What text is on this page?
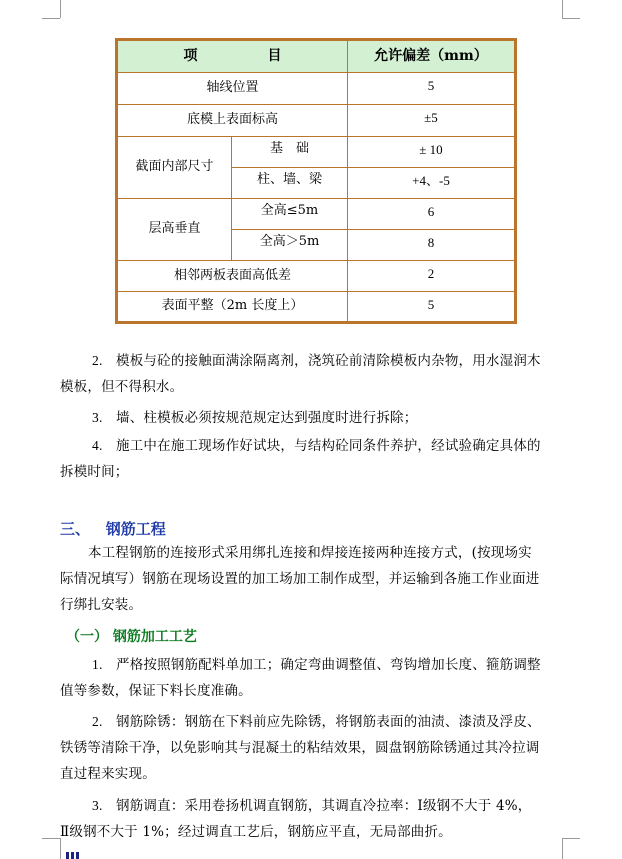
项　　　　　目		允许偏差（mm）
轴线位置		5
底模上表面标高		±5
截面内部尺寸	基　础	± 10
	柱、墙、梁	+4、-5
层高垂直	全高≤5m	6
	全高＞5m	8
相邻两板表面高低差		2
表面平整（2m 长度上）		5

2. 模板与砼的接触面满涂隔离剂，浇筑砼前清除模板内杂物，用水湿润木
模板，但不得积水。

3. 墙、柱模板必须按规范规定达到强度时进行拆除；

4. 施工中在施工现场作好试块，与结构砼同条件养护，经试验确定具体的
拆模时间；

三、 钢筋工程

本工程钢筋的连接形式采用绑扎连接和焊接连接两种连接方式，(按现场实
际情况填写）钢筋在现场设置的加工场加工制作成型，并运输到各施工作业面进
行绑扎安装。

（一） 钢筋加工工艺

1. 严格按照钢筋配料单加工；确定弯曲调整值、弯钩增加长度、箍筋调整
值等参数，保证下料长度准确。

2. 钢筋除锈：钢筋在下料前应先除锈，将钢筋表面的油渍、漆渍及浮皮、
铁锈等清除干净，以免影响其与混凝土的粘结效果，圆盘钢筋除锈通过其冷拉调
直过程来实现。

3. 钢筋调直：采用卷扬机调直钢筋，其调直冷拉率：Ⅰ级钢不大于 4%，
Ⅱ级钢不大于 1%；经过调直工艺后，钢筋应平直，无局部曲折。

**Task objective**
Copy each line exactly, and leave the pictures out of your copy.

**Full solution**
What text is on this page?
项　　　　　目		允许偏差（mm）
轴线位置		5
底模上表面标高		±5
截面内部尺寸	基　础	± 10
	柱、墙、梁	+4、-5
层高垂直	全高≤5m	6
	全高＞5m	8
相邻两板表面高低差		2
表面平整（2m 长度上）		5

2. 模板与砼的接触面满涂隔离剂，浇筑砼前清除模板内杂物，用水湿润木
模板，但不得积水。

3. 墙、柱模板必须按规范规定达到强度时进行拆除；

4. 施工中在施工现场作好试块，与结构砼同条件养护，经试验确定具体的
拆模时间；

三、 钢筋工程

本工程钢筋的连接形式采用绑扎连接和焊接连接两种连接方式，(按现场实
际情况填写）钢筋在现场设置的加工场加工制作成型，并运输到各施工作业面进
行绑扎安装。

（一） 钢筋加工工艺

1. 严格按照钢筋配料单加工；确定弯曲调整值、弯钩增加长度、箍筋调整
值等参数，保证下料长度准确。

2. 钢筋除锈：钢筋在下料前应先除锈，将钢筋表面的油渍、漆渍及浮皮、
铁锈等清除干净，以免影响其与混凝土的粘结效果，圆盘钢筋除锈通过其冷拉调
直过程来实现。

3. 钢筋调直：采用卷扬机调直钢筋，其调直冷拉率：Ⅰ级钢不大于 4%，
Ⅱ级钢不大于 1%；经过调直工艺后，钢筋应平直，无局部曲折。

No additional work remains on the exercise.